> **Work to be completed**: Word for word, set down the records and skip each picture.

-------------------------

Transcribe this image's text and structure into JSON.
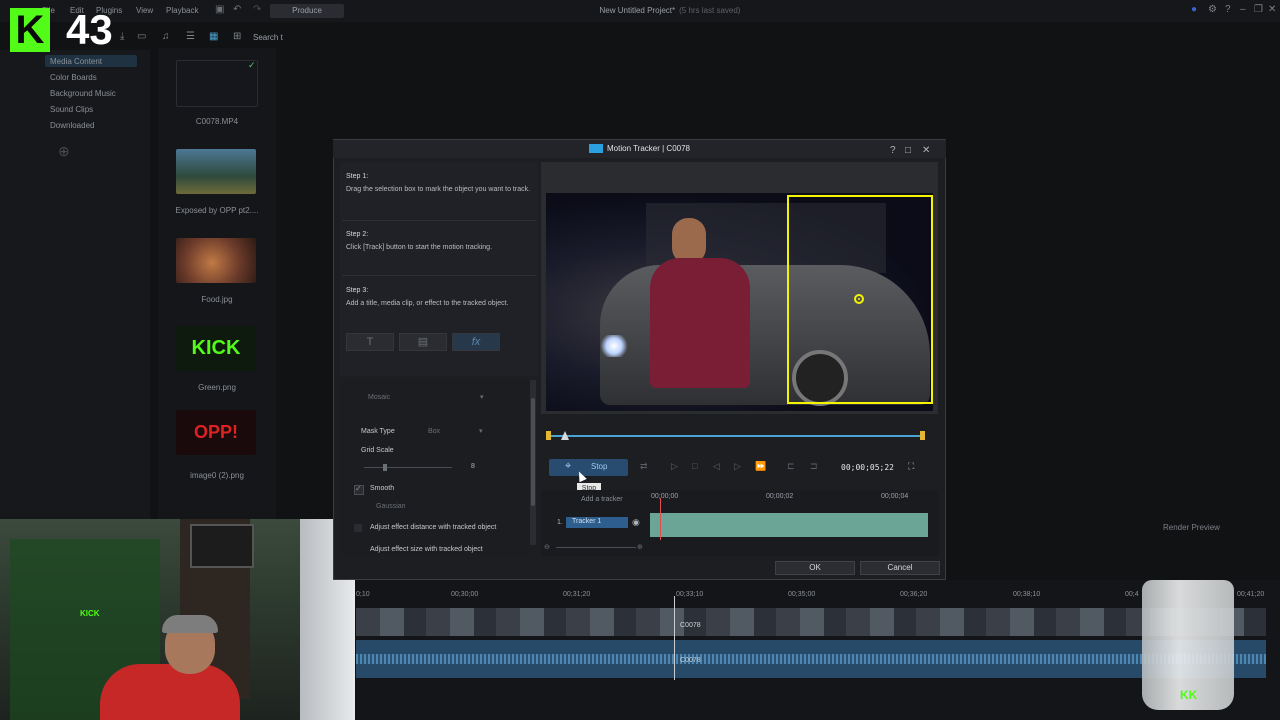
{
  "app": {
    "menu": [
      "File",
      "Edit",
      "Plugins",
      "View",
      "Playback"
    ],
    "produce_label": "Produce",
    "title": "New Untitled Project*",
    "title_sub": "(5 hrs last saved)",
    "search_label": "Search t"
  },
  "library": {
    "items": [
      "Media Content",
      "Color Boards",
      "Background Music",
      "Sound Clips",
      "Downloaded"
    ],
    "media": [
      {
        "caption": "C0078.MP4",
        "color": "#15171c"
      },
      {
        "caption": "Exposed by OPP pt2....",
        "color": "#3c5c6e"
      },
      {
        "caption": "Food.jpg",
        "color": "#6b3a2a"
      },
      {
        "caption": "Green.png",
        "color": "#123c12"
      },
      {
        "caption": "image0 (2).png",
        "color": "#3a1012"
      }
    ],
    "kick_thumb_text": "KICK",
    "opp_thumb_text": "OPP!"
  },
  "overlay": {
    "badge_letter": "K",
    "count": "43",
    "glass_logo": "KK",
    "poster_kick": "KICK",
    "render_preview": "Render Preview"
  },
  "dialog": {
    "title": "Motion Tracker | C0078",
    "help": "?",
    "maximize": "□",
    "close": "✕",
    "steps": [
      {
        "heading": "Step 1:",
        "text": "Drag the selection box to mark the object you want to track."
      },
      {
        "heading": "Step 2:",
        "text": "Click [Track] button to start the motion tracking."
      },
      {
        "heading": "Step 3:",
        "text": "Add a title, media clip, or effect to the tracked object."
      }
    ],
    "add_buttons": [
      "T",
      "▤",
      "fx"
    ],
    "props": {
      "mosaic_label": "Mosaic",
      "mask_type_label": "Mask Type",
      "mask_type_value": "Box",
      "grid_scale_label": "Grid Scale",
      "grid_scale_value": "8",
      "smooth_label": "Smooth",
      "smooth_checked": true,
      "gaussian_value": "Gaussian",
      "adjust_distance": "Adjust effect distance with tracked object",
      "adjust_size": "Adjust effect size with tracked object"
    },
    "stop_label": "Stop",
    "timecode": "00;00;05;22",
    "tooltip": "Stop",
    "add_tracker": "Add a tracker",
    "tracker_num": "1.",
    "tracker_name": "Tracker 1",
    "tl_ticks": [
      "00;00;00",
      "00;00;02",
      "00;00;04"
    ],
    "ok": "OK",
    "cancel": "Cancel"
  },
  "timeline": {
    "ticks": [
      "0;10",
      "00;30;00",
      "00;31;20",
      "00;33;10",
      "00;35;00",
      "00;36;20",
      "00;38;10",
      "00;4",
      "00;41;20"
    ],
    "clip_label": "C0078"
  },
  "colors": {
    "accent": "#2aa0e0",
    "track_box": "#f4f400",
    "kick_green": "#53fc18",
    "tracker_bar": "#6aa596"
  }
}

-------------------------

> **Full response**:
Transcribe this image's text and structure into JSON.
{
  "app": {
    "menu": [
      "File",
      "Edit",
      "Plugins",
      "View",
      "Playback"
    ],
    "produce_label": "Produce",
    "title": "New Untitled Project*",
    "title_sub": "(5 hrs last saved)",
    "search_label": "Search t"
  },
  "library": {
    "items": [
      "Media Content",
      "Color Boards",
      "Background Music",
      "Sound Clips",
      "Downloaded"
    ],
    "media": [
      {
        "caption": "C0078.MP4",
        "color": "#15171c"
      },
      {
        "caption": "Exposed by OPP pt2....",
        "color": "#3c5c6e"
      },
      {
        "caption": "Food.jpg",
        "color": "#6b3a2a"
      },
      {
        "caption": "Green.png",
        "color": "#123c12"
      },
      {
        "caption": "image0 (2).png",
        "color": "#3a1012"
      }
    ],
    "kick_thumb_text": "KICK",
    "opp_thumb_text": "OPP!"
  },
  "overlay": {
    "badge_letter": "K",
    "count": "43",
    "glass_logo": "KK",
    "poster_kick": "KICK",
    "render_preview": "Render Preview"
  },
  "dialog": {
    "title": "Motion Tracker | C0078",
    "help": "?",
    "maximize": "□",
    "close": "✕",
    "steps": [
      {
        "heading": "Step 1:",
        "text": "Drag the selection box to mark the object you want to track."
      },
      {
        "heading": "Step 2:",
        "text": "Click [Track] button to start the motion tracking."
      },
      {
        "heading": "Step 3:",
        "text": "Add a title, media clip, or effect to the tracked object."
      }
    ],
    "add_buttons": [
      "T",
      "▤",
      "fx"
    ],
    "props": {
      "mosaic_label": "Mosaic",
      "mask_type_label": "Mask Type",
      "mask_type_value": "Box",
      "grid_scale_label": "Grid Scale",
      "grid_scale_value": "8",
      "smooth_label": "Smooth",
      "smooth_checked": true,
      "gaussian_value": "Gaussian",
      "adjust_distance": "Adjust effect distance with tracked object",
      "adjust_size": "Adjust effect size with tracked object"
    },
    "stop_label": "Stop",
    "timecode": "00;00;05;22",
    "tooltip": "Stop",
    "add_tracker": "Add a tracker",
    "tracker_num": "1.",
    "tracker_name": "Tracker 1",
    "tl_ticks": [
      "00;00;00",
      "00;00;02",
      "00;00;04"
    ],
    "ok": "OK",
    "cancel": "Cancel"
  },
  "timeline": {
    "ticks": [
      "0;10",
      "00;30;00",
      "00;31;20",
      "00;33;10",
      "00;35;00",
      "00;36;20",
      "00;38;10",
      "00;4",
      "00;41;20"
    ],
    "clip_label": "C0078"
  },
  "colors": {
    "accent": "#2aa0e0",
    "track_box": "#f4f400",
    "kick_green": "#53fc18",
    "tracker_bar": "#6aa596"
  }
}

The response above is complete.